__The tasks__.
1. Print the Denmark spy excerpt from "I said, ‘It’s" up to and including "their first copy.".
2. Answer these questions from the Denmark spy excerpt:
(a) How old was Hollingworth?
(b) Where was the training course held?
(c) How thick was the German Soldiers' Handbook?
3. Which organizations does the Denmark spy excerpt name by abbreviation? List them all.

__Article__.
Read The Hornet's Sting Online
Authors: Mark Ryan
Tags: #World War; 1939-1945 - Secret Service - Denmark, #Sneum; Thomas, #World War II, #Political Freedom & Security, #True Crime, #World War; 1939-1945, #Underground Movements, #General, #Denmark - History - German Occupation; 1940-1945, #Spies - Denmark, #Secret Service, #World War; 1939-1945 - Underground Movements - Denkamrk, #Political Science, #Denmark, #Biography & Autobiography, #Military, #Spies, #Intelligence, #Biography, #History
Linguistically at least, Rabagliati couldn’t compe for Denmark against the twenty-eight-year-old Hollingworth, the SOE man who was effectively becoming his rival spymaster in London. ‘Holly’, as Turnbull called him, spoke such good Danish after working in business there before the war that he could pass as a native. He also had friends in high places, having been posted to SOE at the direct request of the organization’s chief, Sir Charles Hambro. But SIS, and Rabagliati in particular, were determined to show SOE who was boss in the world of covert operations. In the colonel’s sphere, that meant winning the race to drop the first agents into Denmark—fully trained or not.
Who would prevail? Hollingworth was young and ambitious. His pointed nose, thin lips and narrow eyes gave the impression that he was more than capable of ruthlessness; and, indeed, he would demonstrate that quality in abundance in due course. Meanwhile, Rabagliati had already shown a killer instinct in battle, and age hadn’t diminished the competitive edge he brought to everything he did.
The contest between SIS and SOE was well and truly under way. It would turn deadly before very long.
C
OLONEL RABAGLIATI SAT DOWN with Tommy in his hotel one day and worked out a plan of action for the pilot’s return to Denmark. It would be something to hold on to during his darkest, loneliest moments as a British agent, a rulebook to be followed from the moment he first set foot on home soil. The early days would be the most dangerous. With that in mind, Tommy soon knew precisely whom he should and should not contact, and what his objectives were.
Sabotage or any open defiance of the Germans was out of the question. The Lake Tissoe plan, to pick up the twenty other Danish pilots, was similarly dismissed. The British wanted high-grade, regular intelligence about troop and ship movements, political and technological developments, defenses, changes in German officer personnel, or in the civilian attitude towards the Germans; anything, in fact, that might be useful to the Allies. Sneum was given a new series of numbered codes, pertaining to each type of ship, its class and size, to simplify the dangerous job of transmitting back to Britain when the time came. He learned them under the watchful eye of MI6 instructors, whose job it was to ensure that he committed everything to memory.
The training course was held in a mansion called the House of Anna in West Dulwich, London, a white Georgian building with a mock-Greek façade. Tommy remembered:
The training was a scream. The British were trying to teach me the command structure of the German hierarchy. They produced detailed sketches of what they described as the latest uniforms of the Germans in Denmark. But I knew the uniforms had changed some months earlier.
I said, ‘It’s a good thing I’ve brought a copy of the
German Soldiers’ Handbook
over with me.’ Each soldier had this book as part of his basic kit and it was about an inch thick, showing all the exact, up-to-date uniforms and precisely how they should be worn, and weapon requirements in the tiniest detail. What amazed me was that the British didn’t even know this book existed. I think I must have brought them their first copy.

__Dataset records__.
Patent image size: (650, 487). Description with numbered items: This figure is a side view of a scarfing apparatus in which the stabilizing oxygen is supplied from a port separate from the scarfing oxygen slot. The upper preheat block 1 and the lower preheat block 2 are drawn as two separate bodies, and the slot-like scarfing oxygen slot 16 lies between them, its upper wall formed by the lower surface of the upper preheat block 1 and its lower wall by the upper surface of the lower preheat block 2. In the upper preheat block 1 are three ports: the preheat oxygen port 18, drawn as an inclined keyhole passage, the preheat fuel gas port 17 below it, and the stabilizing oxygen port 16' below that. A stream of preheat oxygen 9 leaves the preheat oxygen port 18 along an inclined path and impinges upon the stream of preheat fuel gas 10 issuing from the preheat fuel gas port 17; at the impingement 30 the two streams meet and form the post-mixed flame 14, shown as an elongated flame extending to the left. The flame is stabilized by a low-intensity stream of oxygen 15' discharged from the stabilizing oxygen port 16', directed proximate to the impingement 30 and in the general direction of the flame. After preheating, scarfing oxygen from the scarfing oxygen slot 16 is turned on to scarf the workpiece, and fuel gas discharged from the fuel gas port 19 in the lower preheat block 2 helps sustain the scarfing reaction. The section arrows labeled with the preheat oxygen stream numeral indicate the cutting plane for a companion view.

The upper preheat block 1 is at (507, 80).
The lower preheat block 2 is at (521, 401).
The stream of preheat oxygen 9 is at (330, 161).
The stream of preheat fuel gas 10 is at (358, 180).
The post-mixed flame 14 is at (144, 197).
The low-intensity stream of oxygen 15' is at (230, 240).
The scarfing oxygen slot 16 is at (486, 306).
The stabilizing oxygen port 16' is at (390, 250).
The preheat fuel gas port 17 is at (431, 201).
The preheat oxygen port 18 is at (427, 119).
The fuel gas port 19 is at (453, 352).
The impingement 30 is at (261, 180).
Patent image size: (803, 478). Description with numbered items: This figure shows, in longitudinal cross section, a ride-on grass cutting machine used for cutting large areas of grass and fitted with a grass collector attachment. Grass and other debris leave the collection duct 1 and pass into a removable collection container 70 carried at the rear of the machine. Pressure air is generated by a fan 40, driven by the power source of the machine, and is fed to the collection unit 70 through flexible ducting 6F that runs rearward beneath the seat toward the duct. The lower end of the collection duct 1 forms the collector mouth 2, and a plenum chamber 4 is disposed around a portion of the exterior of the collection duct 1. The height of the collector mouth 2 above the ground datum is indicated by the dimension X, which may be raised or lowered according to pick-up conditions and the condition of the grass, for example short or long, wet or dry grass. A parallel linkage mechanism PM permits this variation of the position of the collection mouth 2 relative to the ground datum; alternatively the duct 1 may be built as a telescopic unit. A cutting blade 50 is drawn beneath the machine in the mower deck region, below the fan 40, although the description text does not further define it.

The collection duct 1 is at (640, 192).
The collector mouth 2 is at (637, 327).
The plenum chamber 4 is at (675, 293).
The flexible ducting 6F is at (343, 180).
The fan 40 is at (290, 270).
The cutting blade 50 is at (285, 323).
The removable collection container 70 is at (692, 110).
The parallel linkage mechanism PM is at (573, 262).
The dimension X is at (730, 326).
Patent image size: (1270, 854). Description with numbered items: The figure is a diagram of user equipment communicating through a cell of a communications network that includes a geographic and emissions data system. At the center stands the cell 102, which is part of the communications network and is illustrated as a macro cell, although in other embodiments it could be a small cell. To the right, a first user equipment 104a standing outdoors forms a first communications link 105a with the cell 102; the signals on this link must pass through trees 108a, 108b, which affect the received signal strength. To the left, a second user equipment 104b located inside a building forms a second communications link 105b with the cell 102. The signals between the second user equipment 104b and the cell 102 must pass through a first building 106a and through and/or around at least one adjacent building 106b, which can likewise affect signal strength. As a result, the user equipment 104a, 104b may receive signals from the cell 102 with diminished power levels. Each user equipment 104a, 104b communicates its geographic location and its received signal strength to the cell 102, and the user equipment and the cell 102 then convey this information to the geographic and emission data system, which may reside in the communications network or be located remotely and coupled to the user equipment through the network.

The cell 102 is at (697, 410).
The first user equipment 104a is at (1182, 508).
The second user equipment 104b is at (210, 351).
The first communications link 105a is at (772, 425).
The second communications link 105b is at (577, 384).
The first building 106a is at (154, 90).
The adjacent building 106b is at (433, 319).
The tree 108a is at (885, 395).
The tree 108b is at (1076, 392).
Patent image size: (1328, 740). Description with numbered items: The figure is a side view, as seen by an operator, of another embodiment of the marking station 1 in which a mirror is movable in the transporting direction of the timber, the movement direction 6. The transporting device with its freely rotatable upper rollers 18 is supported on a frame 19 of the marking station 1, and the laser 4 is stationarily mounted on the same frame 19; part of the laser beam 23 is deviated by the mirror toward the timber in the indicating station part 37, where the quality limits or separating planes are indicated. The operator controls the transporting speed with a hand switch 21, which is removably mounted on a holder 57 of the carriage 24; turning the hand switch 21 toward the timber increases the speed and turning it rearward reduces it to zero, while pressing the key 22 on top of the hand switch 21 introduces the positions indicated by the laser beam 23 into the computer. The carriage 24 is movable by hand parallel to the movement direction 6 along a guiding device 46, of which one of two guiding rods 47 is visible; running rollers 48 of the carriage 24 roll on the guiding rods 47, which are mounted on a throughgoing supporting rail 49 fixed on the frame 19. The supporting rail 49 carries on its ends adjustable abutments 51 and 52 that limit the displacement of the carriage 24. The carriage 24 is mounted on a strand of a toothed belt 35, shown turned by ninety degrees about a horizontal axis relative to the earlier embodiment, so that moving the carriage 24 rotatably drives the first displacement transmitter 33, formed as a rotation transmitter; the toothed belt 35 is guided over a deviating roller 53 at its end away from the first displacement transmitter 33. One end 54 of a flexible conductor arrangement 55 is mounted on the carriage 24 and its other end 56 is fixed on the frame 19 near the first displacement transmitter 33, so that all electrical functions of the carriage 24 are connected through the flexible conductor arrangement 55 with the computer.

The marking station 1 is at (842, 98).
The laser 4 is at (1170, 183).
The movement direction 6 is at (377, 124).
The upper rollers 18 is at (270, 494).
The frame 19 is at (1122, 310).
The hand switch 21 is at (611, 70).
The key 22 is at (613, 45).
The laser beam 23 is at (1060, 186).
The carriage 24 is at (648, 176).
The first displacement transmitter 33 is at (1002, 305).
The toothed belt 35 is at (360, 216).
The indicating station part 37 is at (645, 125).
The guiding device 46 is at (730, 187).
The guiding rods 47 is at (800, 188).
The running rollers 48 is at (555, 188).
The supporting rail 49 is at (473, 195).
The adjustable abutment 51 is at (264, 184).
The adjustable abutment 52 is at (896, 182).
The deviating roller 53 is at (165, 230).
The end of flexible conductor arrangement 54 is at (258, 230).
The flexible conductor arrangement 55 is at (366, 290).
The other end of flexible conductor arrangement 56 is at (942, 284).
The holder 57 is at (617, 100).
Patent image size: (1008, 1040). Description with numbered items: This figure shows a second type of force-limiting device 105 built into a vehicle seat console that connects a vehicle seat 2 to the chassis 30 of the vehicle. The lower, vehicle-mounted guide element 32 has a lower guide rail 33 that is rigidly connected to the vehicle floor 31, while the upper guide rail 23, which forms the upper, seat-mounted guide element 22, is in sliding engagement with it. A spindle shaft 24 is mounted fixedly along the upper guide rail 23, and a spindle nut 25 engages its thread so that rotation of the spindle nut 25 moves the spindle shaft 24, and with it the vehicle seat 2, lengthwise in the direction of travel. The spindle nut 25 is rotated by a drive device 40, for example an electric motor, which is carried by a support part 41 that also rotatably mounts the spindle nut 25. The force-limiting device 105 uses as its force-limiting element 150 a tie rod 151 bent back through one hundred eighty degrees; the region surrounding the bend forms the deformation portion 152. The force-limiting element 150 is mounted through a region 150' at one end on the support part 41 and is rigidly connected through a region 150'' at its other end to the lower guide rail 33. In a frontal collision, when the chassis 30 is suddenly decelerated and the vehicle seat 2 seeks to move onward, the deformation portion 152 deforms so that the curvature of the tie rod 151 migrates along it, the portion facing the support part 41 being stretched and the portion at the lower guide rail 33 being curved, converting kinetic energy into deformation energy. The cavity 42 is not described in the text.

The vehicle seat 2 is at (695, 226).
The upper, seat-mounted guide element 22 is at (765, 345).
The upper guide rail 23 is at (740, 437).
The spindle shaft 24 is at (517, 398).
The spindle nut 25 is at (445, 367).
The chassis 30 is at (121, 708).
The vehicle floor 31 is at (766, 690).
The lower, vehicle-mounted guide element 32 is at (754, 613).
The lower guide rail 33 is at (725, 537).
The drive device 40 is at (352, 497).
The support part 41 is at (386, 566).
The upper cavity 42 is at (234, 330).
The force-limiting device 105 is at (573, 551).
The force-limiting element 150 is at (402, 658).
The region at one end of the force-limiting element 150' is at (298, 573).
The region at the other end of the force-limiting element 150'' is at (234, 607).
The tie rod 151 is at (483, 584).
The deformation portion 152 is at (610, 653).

__Task-by-task results__.
1.
I said, ‘It’s a good thing I’ve brought a copy of the
German Soldiers’ Handbook
over with me.’ Each soldier had this book as part of his basic kit and it was about an inch thick, showing all the exact, up-to-date uniforms and precisely how they should be worn, and weapon requirements in the tiniest detail. What amazed me was that the British didn’t even know this book existed. I think I must have brought them their first copy.

2.
(a) Twenty-eight.
(b) In a mansion called the House of Anna in West Dulwich, London.
(c) About an inch thick.

3.
SOE
SIS
MI6